__What the task asks__.
Say how many lines of the records include the string "value". Nothing else belongs in the answer.

★ ★ ★

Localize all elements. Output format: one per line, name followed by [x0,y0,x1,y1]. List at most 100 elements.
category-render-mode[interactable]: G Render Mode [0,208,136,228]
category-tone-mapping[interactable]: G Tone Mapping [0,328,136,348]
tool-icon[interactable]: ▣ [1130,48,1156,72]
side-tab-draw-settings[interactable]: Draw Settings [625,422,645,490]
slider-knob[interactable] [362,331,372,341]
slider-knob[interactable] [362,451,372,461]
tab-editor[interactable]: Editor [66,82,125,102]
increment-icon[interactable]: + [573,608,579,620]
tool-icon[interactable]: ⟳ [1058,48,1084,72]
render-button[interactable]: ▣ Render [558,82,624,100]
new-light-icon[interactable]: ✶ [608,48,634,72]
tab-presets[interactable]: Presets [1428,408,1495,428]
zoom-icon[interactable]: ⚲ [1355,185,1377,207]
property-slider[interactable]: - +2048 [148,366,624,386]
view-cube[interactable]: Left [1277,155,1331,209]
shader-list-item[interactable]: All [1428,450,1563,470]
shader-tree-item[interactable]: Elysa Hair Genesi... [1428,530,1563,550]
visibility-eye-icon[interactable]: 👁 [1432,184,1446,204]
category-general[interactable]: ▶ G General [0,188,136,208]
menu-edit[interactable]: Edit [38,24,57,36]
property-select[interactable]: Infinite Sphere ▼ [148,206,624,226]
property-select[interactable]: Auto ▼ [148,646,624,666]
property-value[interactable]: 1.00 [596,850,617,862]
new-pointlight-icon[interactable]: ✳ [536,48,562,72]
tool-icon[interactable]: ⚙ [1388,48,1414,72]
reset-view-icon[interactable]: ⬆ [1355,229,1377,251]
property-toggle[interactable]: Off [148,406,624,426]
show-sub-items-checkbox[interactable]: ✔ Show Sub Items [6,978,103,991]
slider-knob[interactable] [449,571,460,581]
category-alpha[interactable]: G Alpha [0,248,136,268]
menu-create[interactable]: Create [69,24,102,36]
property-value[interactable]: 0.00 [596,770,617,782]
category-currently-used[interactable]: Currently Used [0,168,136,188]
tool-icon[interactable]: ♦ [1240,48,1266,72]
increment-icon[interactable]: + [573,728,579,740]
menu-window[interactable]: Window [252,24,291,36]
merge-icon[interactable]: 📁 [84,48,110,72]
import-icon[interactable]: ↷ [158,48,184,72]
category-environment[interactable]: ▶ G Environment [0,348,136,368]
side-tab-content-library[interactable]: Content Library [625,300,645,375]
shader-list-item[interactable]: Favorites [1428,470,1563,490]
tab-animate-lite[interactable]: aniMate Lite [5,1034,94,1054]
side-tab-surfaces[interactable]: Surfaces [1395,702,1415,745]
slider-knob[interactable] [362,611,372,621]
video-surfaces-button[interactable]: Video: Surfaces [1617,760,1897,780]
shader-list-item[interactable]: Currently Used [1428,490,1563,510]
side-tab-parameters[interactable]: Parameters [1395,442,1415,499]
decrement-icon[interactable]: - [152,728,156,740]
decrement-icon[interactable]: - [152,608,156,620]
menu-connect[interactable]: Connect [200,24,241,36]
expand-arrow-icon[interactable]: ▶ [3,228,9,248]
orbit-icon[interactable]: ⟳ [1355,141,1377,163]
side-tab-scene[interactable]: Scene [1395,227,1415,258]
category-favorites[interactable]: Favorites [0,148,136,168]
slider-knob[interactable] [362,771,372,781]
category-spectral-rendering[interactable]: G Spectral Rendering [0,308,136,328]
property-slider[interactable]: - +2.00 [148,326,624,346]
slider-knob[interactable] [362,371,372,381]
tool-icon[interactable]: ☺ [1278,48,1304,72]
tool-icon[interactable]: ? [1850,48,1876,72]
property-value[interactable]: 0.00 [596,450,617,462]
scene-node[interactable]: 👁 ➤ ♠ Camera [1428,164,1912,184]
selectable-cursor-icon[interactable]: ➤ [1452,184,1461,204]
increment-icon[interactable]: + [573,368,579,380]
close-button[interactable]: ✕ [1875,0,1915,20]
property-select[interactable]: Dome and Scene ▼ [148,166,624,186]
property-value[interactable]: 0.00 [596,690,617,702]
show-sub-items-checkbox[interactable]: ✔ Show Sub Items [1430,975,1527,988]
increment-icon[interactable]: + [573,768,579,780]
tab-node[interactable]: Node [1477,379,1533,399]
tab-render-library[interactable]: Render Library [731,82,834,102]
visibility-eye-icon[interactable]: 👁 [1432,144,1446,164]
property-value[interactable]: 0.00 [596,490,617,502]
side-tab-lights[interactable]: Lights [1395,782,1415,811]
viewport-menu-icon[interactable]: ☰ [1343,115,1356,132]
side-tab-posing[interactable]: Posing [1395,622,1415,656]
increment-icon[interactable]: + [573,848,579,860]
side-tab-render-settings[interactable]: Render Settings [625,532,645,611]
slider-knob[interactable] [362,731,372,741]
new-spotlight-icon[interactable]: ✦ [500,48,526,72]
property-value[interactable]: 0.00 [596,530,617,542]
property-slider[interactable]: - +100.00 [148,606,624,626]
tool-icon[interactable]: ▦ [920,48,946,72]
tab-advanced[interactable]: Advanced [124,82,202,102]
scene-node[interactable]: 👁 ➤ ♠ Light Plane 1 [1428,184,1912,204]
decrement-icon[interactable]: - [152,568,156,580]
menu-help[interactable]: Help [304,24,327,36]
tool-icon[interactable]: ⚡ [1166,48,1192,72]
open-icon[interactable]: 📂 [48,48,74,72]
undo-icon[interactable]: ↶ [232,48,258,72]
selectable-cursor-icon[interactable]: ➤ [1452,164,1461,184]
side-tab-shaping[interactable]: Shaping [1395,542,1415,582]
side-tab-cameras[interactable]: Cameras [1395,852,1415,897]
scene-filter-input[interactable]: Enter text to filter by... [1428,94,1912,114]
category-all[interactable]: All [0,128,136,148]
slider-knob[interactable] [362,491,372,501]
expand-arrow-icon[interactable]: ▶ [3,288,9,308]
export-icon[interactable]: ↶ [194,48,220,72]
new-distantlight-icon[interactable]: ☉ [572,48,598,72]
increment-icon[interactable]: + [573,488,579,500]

★ ★ ★

__Response box__.
6